ИСХОДНЫЙ ОТРЫВОК:
------

1 августа 1953 года, в день швейцарского национального праздника, «Триест» был спущен на воду. Нам не хотелось устраивать пышной церемонии, какой обычно обставляют в Кастелламмаре спуск корабля со стапелей. Но несомненно, для всех рабочих судоверфи, трудившихся с нами день за днем на протяжении семи месяцев, этот субботний день был особенный. Погода радовала: до полудня еще дул ветер, но ровно в полдень он прекратился и волнующая операция спуска на воду прошла без помех. Весь воскресный день «Триест» тихонько покачивался на волне — без бензина поплавок очень легок и сидит высоко. Последующие дни ушли на загрузку балласта, заполнение поплавка бензином и прочие мелочи. 11 августа мы произвели первый пробный спуск; я не рискую называть его погружением, ибо глубина бухты всего 8 метров, это была скорее генеральная репетиция. Телефонный провод связывал нас с понтоном, где находились несколько инженеров верфи; через какое-то время мы сообщили со дна бухты, что будем подниматься. Мне рассказывали потом, что на собравшихся большое впечатление произвела точность маневра. Хотя чему тут было удивляться? Расчеты «Триеста» были правильными, работа — добросовестной.

------

ЗАПИСАННЫЕ СВЕДЕНИЯ:
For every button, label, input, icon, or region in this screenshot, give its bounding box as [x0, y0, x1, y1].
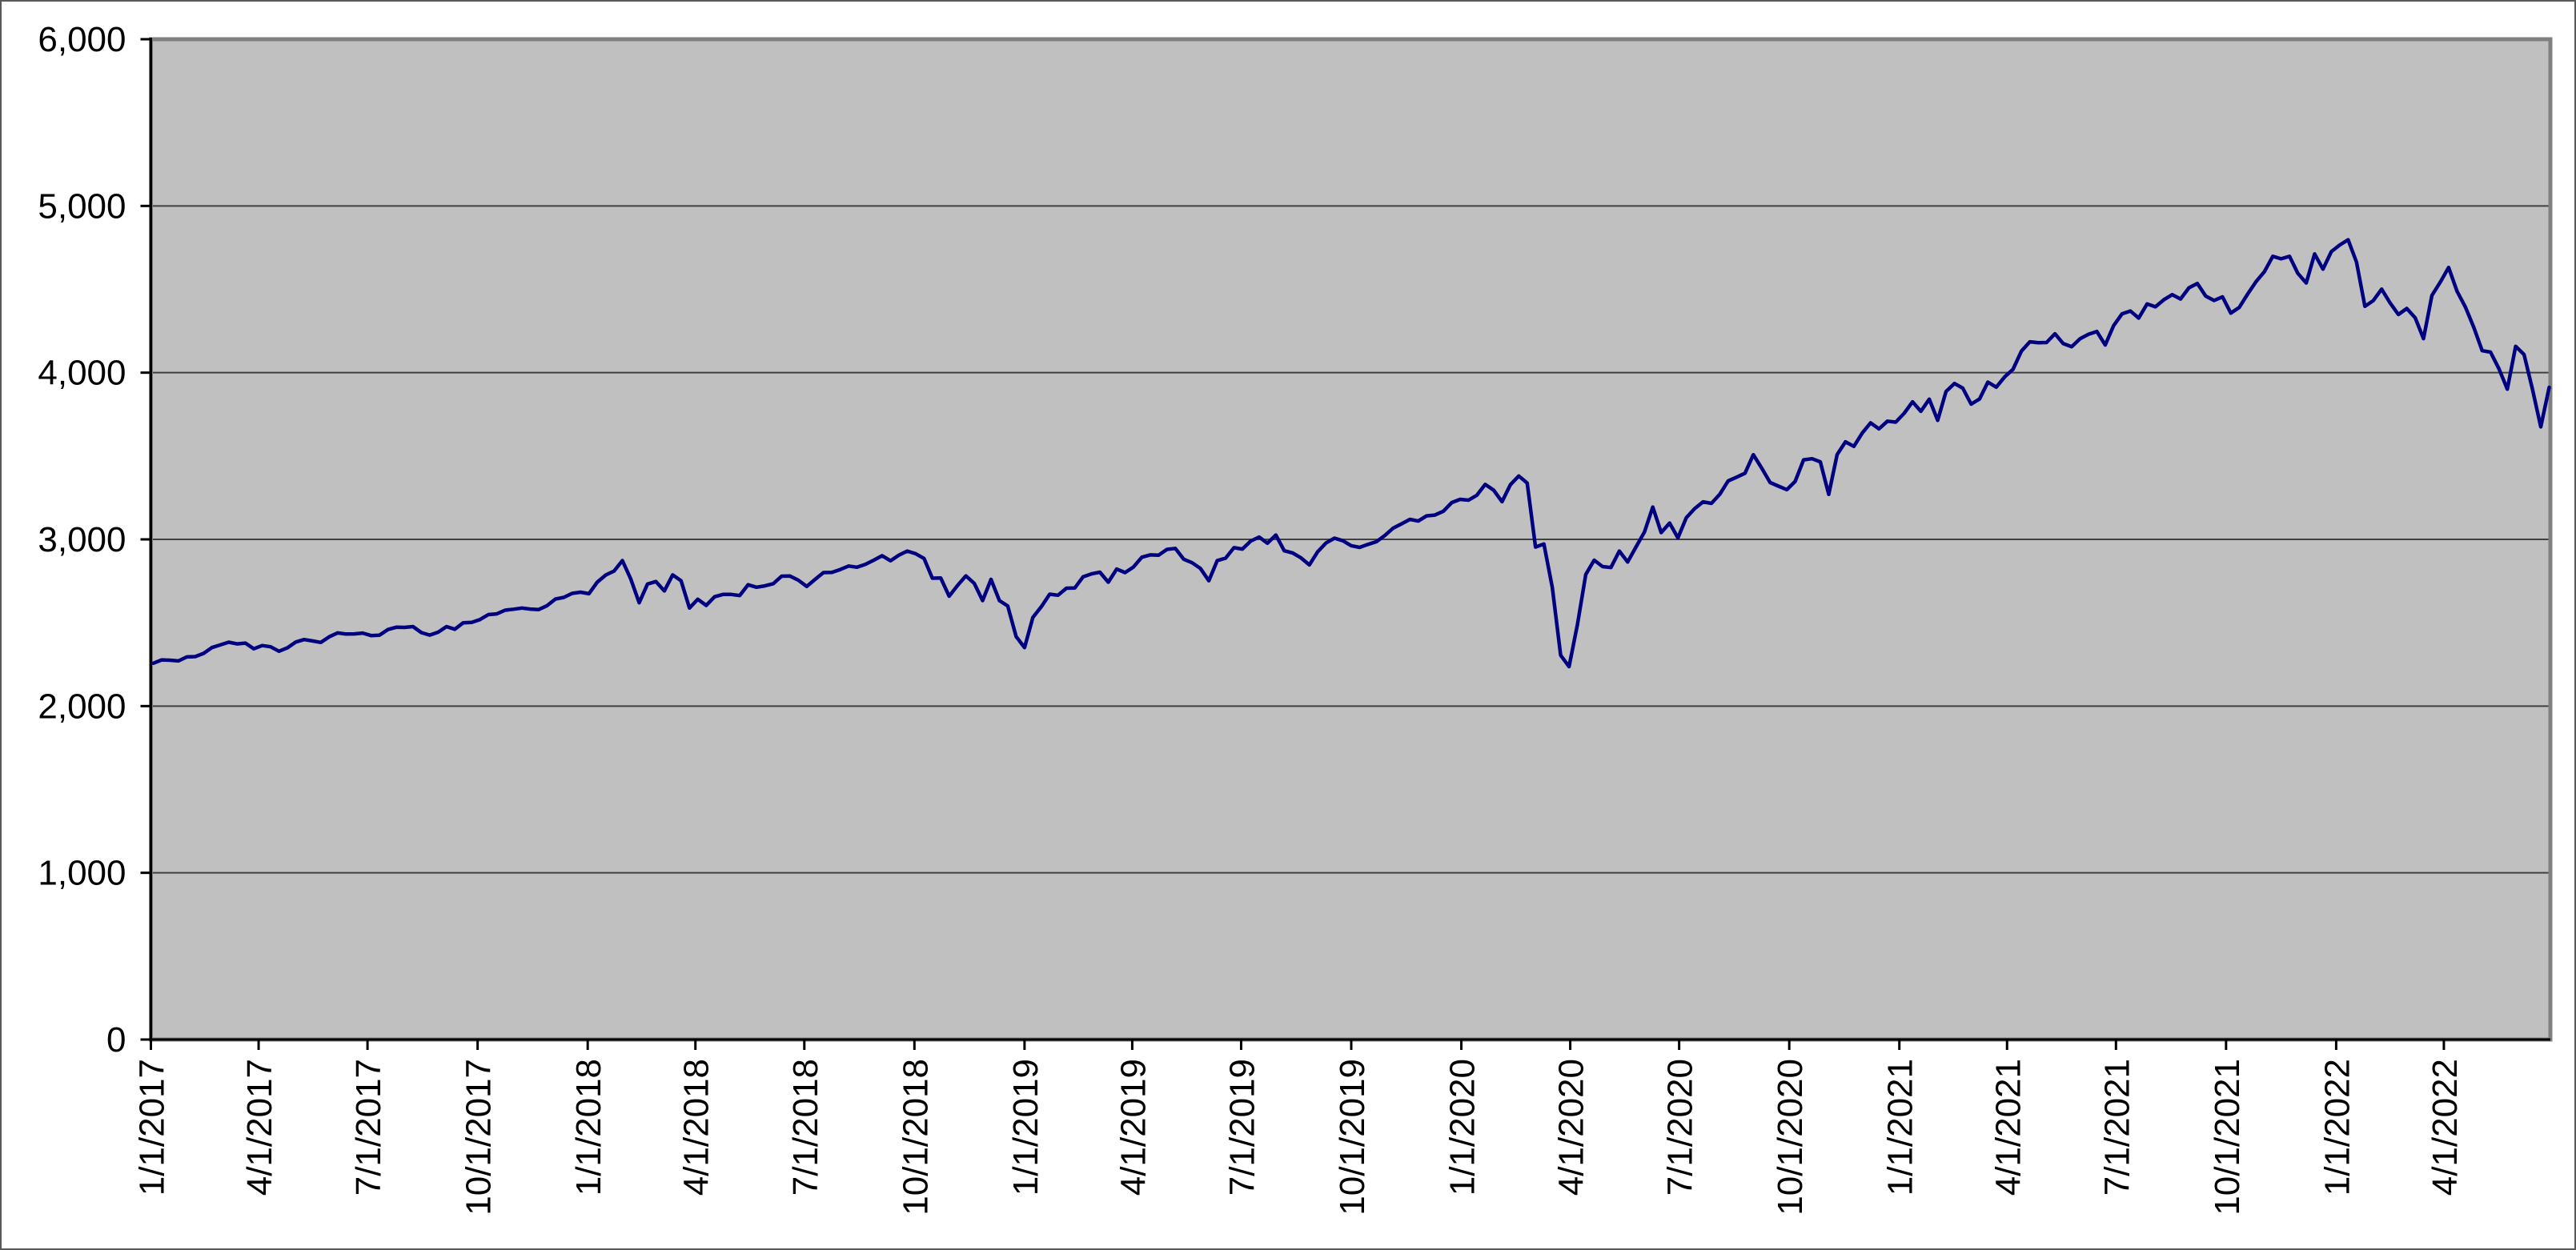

------

ЗАДАНИЕ: По исходному отрывку объясните, почему первый пробный спуск 11 августа в нем не назван погружением.

РЕЗУЛЬТАТ РАБОТЫ: Глубина бухты была всего 8 метров, поэтому спуск был скорее генеральной репетицией.